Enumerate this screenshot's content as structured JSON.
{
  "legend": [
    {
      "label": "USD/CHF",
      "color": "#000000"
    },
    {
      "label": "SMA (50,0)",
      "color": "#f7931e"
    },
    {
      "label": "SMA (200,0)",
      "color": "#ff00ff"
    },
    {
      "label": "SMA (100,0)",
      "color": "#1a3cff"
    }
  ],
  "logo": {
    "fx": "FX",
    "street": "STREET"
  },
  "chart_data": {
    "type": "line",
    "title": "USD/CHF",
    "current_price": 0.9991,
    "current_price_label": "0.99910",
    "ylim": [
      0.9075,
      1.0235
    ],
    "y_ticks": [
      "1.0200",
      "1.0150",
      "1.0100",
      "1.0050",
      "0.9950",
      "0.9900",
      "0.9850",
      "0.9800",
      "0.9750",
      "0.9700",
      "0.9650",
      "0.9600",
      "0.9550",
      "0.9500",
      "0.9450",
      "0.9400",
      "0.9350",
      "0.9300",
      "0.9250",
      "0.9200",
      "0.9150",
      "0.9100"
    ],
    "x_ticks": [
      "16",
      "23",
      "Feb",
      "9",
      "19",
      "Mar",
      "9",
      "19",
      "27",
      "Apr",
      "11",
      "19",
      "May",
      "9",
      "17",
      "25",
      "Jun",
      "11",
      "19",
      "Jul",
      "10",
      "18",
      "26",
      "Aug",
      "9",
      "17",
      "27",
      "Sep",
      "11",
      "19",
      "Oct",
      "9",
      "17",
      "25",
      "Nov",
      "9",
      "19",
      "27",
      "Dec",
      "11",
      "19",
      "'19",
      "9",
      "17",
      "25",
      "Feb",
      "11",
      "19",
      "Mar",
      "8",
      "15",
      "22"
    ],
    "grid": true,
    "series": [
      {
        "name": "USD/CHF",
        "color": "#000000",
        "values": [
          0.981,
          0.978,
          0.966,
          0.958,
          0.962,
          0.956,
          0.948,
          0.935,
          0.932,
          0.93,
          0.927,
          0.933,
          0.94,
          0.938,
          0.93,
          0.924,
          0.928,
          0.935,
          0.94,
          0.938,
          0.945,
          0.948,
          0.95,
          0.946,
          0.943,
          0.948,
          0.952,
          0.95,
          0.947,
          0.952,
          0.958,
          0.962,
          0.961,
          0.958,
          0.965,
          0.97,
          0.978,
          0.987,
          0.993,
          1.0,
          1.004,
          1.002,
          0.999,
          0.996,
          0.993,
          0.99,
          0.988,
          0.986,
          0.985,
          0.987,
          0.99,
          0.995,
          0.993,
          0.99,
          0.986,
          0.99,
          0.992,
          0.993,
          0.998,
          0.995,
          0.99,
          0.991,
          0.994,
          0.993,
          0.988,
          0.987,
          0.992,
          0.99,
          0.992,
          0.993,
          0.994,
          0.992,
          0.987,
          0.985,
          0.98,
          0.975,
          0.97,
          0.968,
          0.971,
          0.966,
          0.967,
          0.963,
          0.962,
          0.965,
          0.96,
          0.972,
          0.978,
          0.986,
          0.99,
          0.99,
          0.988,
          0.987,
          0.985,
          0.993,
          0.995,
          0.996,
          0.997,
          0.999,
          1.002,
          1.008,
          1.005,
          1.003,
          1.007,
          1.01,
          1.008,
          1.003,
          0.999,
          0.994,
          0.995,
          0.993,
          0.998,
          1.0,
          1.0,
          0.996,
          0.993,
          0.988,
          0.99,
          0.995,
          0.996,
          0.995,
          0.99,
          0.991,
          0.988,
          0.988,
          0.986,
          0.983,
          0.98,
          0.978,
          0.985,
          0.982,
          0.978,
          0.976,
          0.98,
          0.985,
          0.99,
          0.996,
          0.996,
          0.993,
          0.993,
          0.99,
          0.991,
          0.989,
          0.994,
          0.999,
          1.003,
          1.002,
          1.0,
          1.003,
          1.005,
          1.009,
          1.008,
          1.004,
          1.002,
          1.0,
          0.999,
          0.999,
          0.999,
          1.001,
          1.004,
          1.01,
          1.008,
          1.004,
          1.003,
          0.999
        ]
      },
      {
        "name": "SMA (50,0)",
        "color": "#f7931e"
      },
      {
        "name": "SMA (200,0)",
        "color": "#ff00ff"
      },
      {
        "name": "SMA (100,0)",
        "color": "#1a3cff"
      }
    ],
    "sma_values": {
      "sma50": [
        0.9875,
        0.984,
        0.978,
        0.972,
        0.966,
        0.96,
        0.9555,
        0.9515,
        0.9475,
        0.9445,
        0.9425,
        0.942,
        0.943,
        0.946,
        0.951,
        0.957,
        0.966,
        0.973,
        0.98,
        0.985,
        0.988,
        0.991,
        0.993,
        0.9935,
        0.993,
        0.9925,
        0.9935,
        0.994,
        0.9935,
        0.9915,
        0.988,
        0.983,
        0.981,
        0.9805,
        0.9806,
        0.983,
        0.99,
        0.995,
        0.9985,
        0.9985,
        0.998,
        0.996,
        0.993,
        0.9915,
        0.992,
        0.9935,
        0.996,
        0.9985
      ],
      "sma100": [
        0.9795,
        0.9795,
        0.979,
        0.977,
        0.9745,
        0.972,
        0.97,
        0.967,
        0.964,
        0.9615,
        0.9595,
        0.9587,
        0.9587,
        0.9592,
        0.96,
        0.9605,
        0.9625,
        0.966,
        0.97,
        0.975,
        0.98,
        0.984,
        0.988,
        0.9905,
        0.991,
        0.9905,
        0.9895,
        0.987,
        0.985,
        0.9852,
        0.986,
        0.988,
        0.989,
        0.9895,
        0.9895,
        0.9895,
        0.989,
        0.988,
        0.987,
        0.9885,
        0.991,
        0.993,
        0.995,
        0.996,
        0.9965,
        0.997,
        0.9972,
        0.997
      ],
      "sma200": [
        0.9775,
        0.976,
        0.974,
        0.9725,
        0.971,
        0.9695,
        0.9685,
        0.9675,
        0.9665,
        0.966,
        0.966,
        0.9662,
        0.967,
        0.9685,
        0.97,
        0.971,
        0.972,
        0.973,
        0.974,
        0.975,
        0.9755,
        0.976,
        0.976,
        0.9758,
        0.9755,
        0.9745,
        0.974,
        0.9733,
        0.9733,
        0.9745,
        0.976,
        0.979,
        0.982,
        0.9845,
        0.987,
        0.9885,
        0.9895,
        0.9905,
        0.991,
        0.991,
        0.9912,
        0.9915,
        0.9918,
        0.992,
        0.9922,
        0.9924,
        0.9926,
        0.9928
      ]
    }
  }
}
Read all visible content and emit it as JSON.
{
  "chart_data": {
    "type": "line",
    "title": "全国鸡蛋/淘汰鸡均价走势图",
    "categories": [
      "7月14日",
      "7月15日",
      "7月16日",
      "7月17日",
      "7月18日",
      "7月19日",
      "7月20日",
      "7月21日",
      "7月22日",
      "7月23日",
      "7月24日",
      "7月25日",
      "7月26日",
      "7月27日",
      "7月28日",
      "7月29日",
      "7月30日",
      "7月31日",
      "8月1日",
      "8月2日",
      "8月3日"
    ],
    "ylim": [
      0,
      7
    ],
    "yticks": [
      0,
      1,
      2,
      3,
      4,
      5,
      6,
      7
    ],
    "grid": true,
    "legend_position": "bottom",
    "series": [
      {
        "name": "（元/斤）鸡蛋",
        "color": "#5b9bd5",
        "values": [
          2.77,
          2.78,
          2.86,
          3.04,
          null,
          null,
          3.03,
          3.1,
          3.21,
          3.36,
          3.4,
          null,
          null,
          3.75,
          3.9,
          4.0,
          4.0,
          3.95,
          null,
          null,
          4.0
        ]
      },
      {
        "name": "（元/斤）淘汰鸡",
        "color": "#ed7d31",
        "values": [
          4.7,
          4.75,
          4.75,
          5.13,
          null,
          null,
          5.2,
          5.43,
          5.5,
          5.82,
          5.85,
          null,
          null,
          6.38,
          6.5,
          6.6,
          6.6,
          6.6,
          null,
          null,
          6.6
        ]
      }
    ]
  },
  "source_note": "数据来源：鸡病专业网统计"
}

*PROBLEM TO SOLVE*
All lines in the data that contain the word "JSON" should be copied.

*SOLUTION TO THE PROBLEM*
Enumerate this screenshot's content as structured JSON.
Read all visible content and emit it as JSON.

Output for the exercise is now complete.